— begin Material shown —
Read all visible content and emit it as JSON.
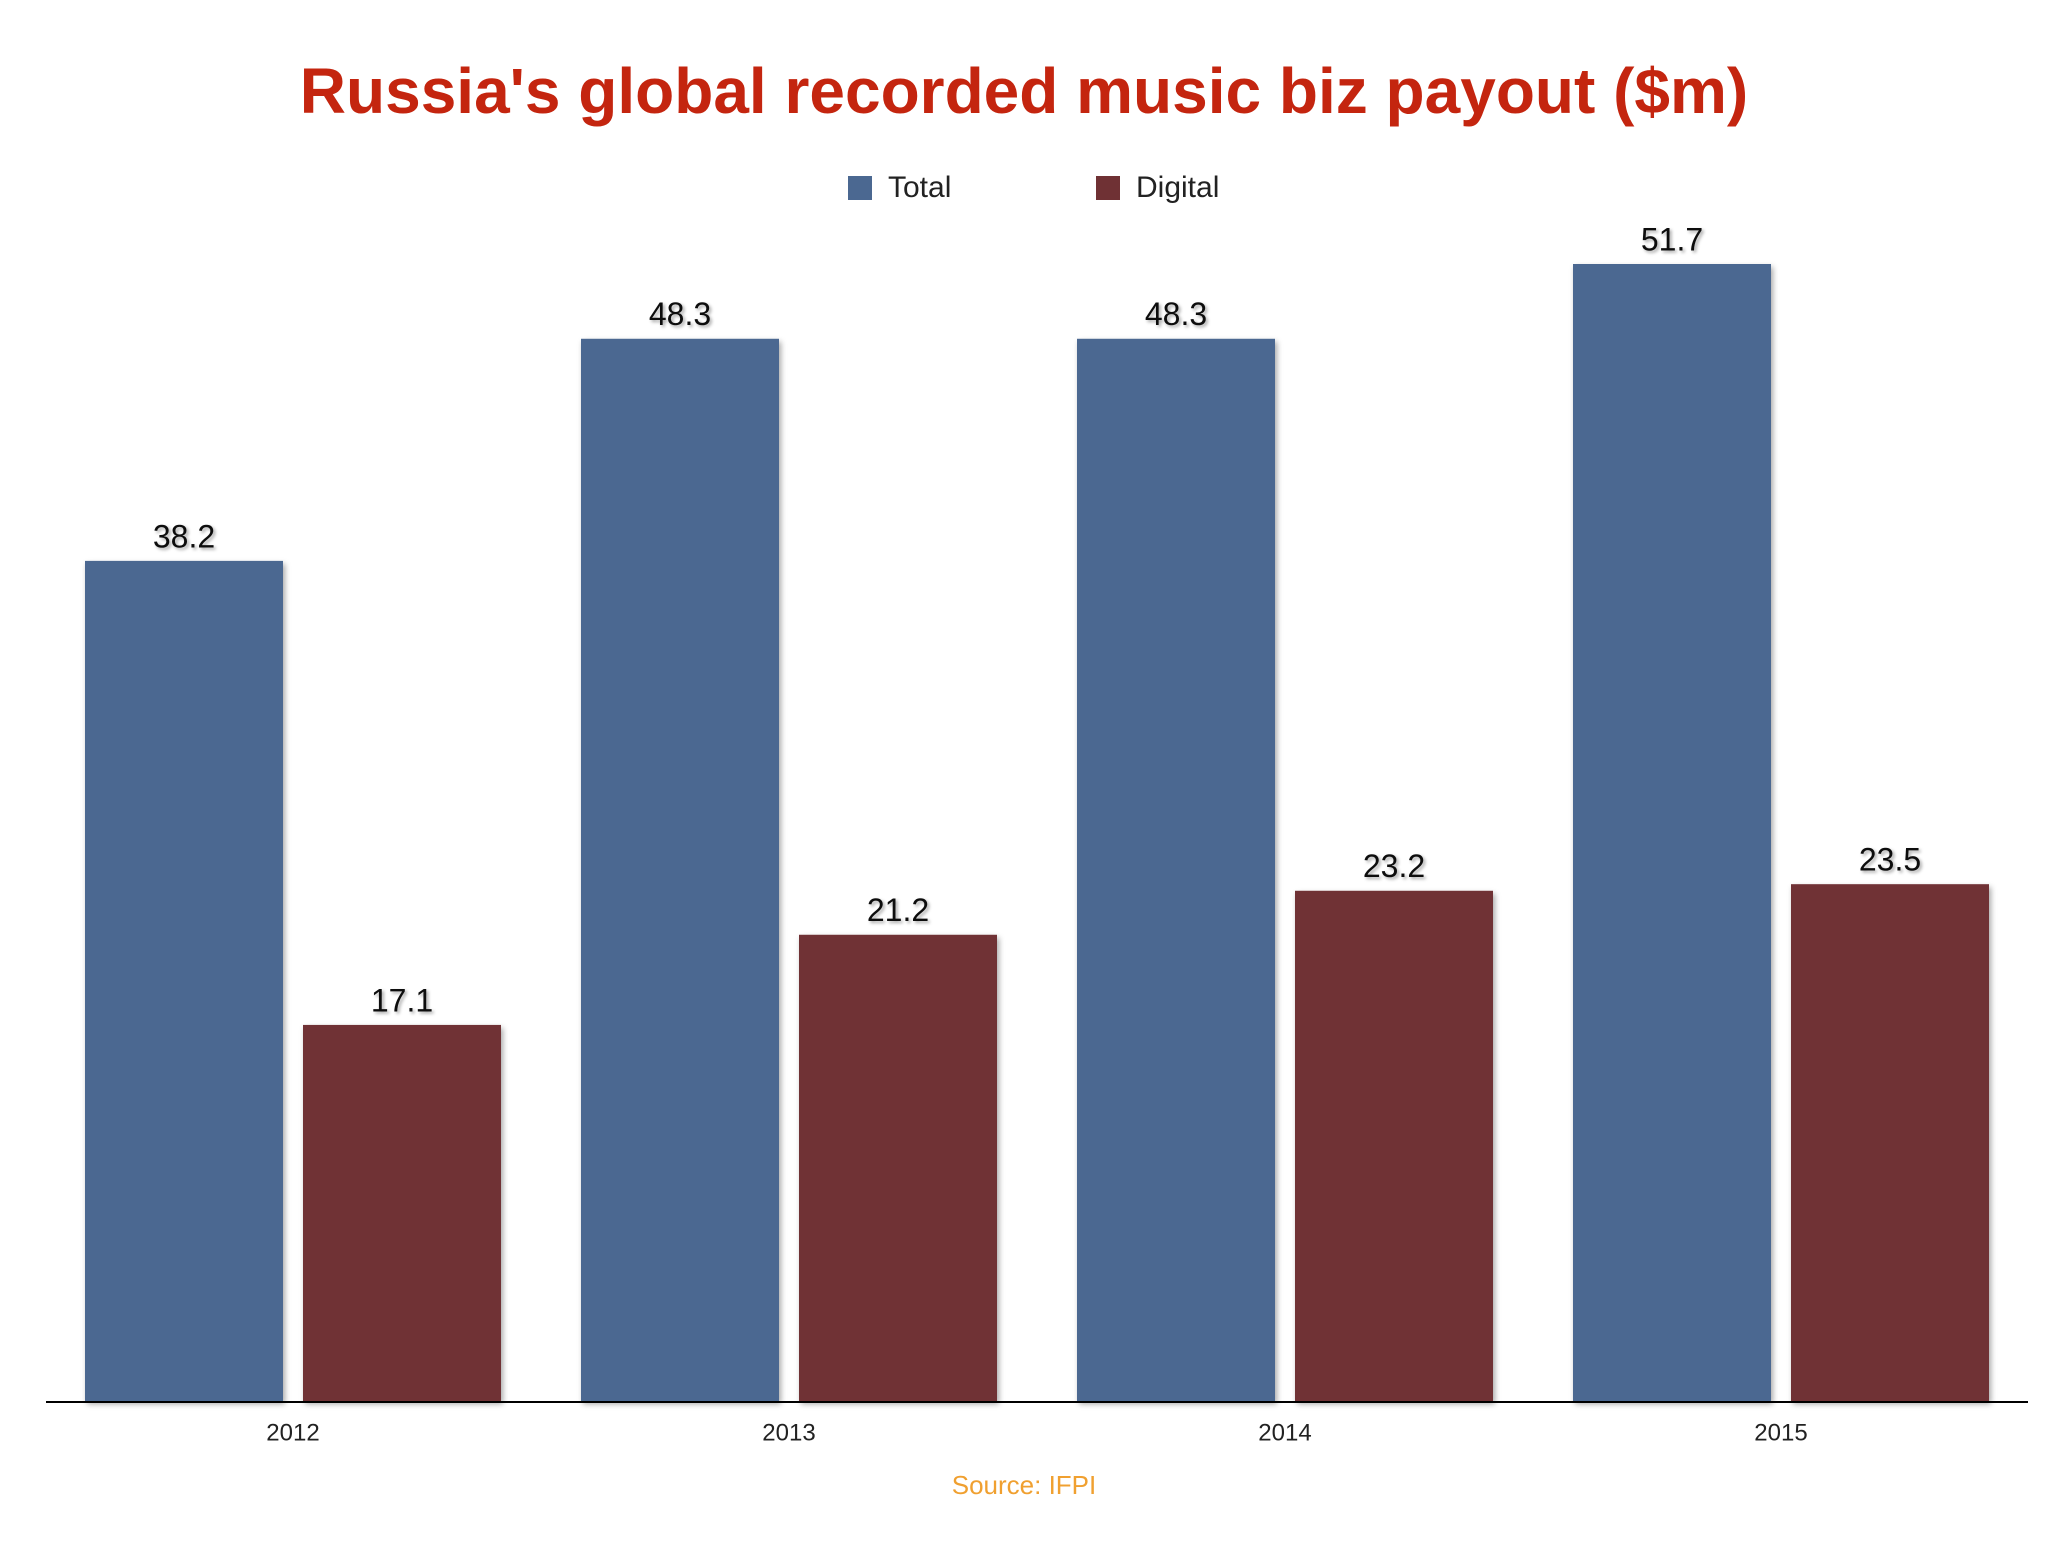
{
  "chart_data": {
    "type": "bar",
    "title": "Russia's global recorded music biz payout ($m)",
    "categories": [
      "2012",
      "2013",
      "2014",
      "2015"
    ],
    "series": [
      {
        "name": "Total",
        "color": "#4b6891",
        "values": [
          38.2,
          48.3,
          48.3,
          51.7
        ]
      },
      {
        "name": "Digital",
        "color": "#6f3134",
        "values": [
          17.1,
          21.2,
          23.2,
          23.5
        ]
      }
    ],
    "source": "Source: IFPI"
  }
}
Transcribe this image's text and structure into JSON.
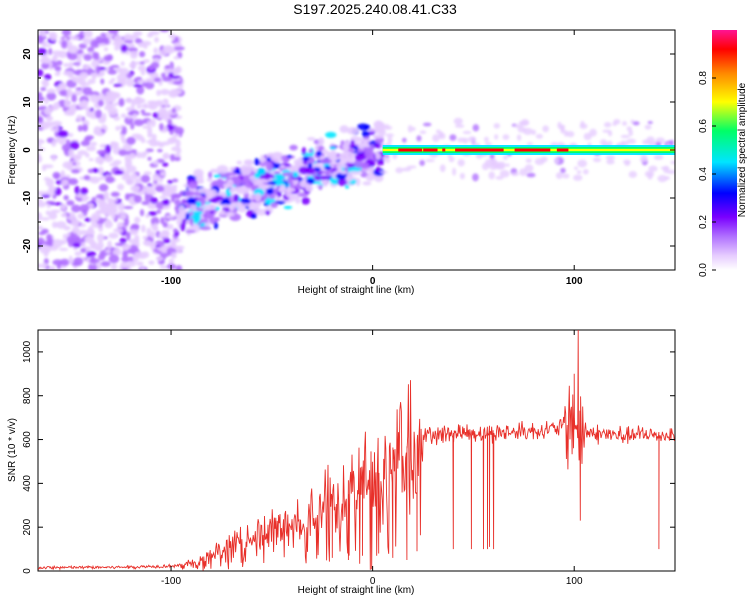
— end Material shown —
• [Work to complete]: Print each record exactly as it stands, leaving the images out.

• [Finished exercise]:
Read all visible content and emit it as JSON.
{
  "chart_data": {
    "type": "bar",
    "title": "Russia's global recorded music biz payout ($m)",
    "categories": [
      "2012",
      "2013",
      "2014",
      "2015"
    ],
    "series": [
      {
        "name": "Total",
        "color": "#4b6891",
        "values": [
          38.2,
          48.3,
          48.3,
          51.7
        ]
      },
      {
        "name": "Digital",
        "color": "#6f3134",
        "values": [
          17.1,
          21.2,
          23.2,
          23.5
        ]
      }
    ],
    "source": "Source: IFPI"
  }
}
Transcribe this image's text and structure into JSON.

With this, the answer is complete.